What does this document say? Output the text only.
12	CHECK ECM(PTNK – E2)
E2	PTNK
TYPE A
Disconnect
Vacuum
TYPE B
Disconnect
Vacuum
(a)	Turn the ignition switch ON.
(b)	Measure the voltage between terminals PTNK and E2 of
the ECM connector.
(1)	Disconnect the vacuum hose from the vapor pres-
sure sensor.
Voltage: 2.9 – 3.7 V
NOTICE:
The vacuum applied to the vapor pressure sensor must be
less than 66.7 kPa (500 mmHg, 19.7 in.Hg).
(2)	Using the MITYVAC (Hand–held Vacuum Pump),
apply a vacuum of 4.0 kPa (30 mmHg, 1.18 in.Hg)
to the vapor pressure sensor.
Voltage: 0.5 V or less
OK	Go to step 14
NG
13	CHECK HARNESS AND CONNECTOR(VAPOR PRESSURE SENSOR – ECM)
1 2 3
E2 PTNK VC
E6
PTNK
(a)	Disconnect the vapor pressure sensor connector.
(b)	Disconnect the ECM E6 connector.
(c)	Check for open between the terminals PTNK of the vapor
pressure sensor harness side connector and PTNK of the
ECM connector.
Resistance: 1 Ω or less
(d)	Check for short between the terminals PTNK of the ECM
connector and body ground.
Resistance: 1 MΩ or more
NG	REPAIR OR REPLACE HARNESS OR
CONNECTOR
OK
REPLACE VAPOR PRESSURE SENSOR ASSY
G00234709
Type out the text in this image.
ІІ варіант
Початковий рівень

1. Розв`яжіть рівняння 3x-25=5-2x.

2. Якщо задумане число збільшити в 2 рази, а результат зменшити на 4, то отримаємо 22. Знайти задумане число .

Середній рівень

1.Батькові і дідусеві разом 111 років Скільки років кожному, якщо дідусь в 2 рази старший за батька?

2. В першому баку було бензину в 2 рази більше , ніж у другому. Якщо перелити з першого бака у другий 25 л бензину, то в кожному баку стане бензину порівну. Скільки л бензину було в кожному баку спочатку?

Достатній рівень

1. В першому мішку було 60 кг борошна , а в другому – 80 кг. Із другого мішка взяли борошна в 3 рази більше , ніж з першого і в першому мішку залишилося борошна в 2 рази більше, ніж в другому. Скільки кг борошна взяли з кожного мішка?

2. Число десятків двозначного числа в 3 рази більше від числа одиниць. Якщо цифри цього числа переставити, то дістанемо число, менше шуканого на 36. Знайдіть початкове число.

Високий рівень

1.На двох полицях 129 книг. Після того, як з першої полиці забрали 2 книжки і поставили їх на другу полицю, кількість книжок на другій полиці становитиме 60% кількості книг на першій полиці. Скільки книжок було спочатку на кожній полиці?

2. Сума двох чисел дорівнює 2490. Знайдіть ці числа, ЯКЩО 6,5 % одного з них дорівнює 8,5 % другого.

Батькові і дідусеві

* [TO DO] Reproduce all the data word for word.

* [EXPECTED ANSWER]
What does this document say? Output the text only.
12	CHECK ECM(PTNK – E2)
E2	PTNK
TYPE A
Disconnect
Vacuum
TYPE B
Disconnect
Vacuum
(a)	Turn the ignition switch ON.
(b)	Measure the voltage between terminals PTNK and E2 of
the ECM connector.
(1)	Disconnect the vacuum hose from the vapor pres-
sure sensor.
Voltage: 2.9 – 3.7 V
NOTICE:
The vacuum applied to the vapor pressure sensor must be
less than 66.7 kPa (500 mmHg, 19.7 in.Hg).
(2)	Using the MITYVAC (Hand–held Vacuum Pump),
apply a vacuum of 4.0 kPa (30 mmHg, 1.18 in.Hg)
to the vapor pressure sensor.
Voltage: 0.5 V or less
OK	Go to step 14
NG
13	CHECK HARNESS AND CONNECTOR(VAPOR PRESSURE SENSOR – ECM)
1 2 3
E2 PTNK VC
E6
PTNK
(a)	Disconnect the vapor pressure sensor connector.
(b)	Disconnect the ECM E6 connector.
(c)	Check for open between the terminals PTNK of the vapor
pressure sensor harness side connector and PTNK of the
ECM connector.
Resistance: 1 Ω or less
(d)	Check for short between the terminals PTNK of the ECM
connector and body ground.
Resistance: 1 MΩ or more
NG	REPAIR OR REPLACE HARNESS OR
CONNECTOR
OK
REPLACE VAPOR PRESSURE SENSOR ASSY
G00234709
Type out the text in this image.
ІІ варіант
Початковий рівень

1. Розв`яжіть рівняння 3x-25=5-2x.

2. Якщо задумане число збільшити в 2 рази, а результат зменшити на 4, то отримаємо 22. Знайти задумане число .

Середній рівень

1.Батькові і дідусеві разом 111 років Скільки років кожному, якщо дідусь в 2 рази старший за батька?

2. В першому баку було бензину в 2 рази більше , ніж у другому. Якщо перелити з першого бака у другий 25 л бензину, то в кожному баку стане бензину порівну. Скільки л бензину було в кожному баку спочатку?

Достатній рівень

1. В першому мішку було 60 кг борошна , а в другому – 80 кг. Із другого мішка взяли борошна в 3 рази більше , ніж з першого і в першому мішку залишилося борошна в 2 рази більше, ніж в другому. Скільки кг борошна взяли з кожного мішка?

2. Число десятків двозначного числа в 3 рази більше від числа одиниць. Якщо цифри цього числа переставити, то дістанемо число, менше шуканого на 36. Знайдіть початкове число.

Високий рівень

1.На двох полицях 129 книг. Після того, як з першої полиці забрали 2 книжки і поставили їх на другу полицю, кількість книжок на другій полиці становитиме 60% кількості книг на першій полиці. Скільки книжок було спочатку на кожній полиці?

2. Сума двох чисел дорівнює 2490. Знайдіть ці числа, ЯКЩО 6,5 % одного з них дорівнює 8,5 % другого.

Батькові і дідусеві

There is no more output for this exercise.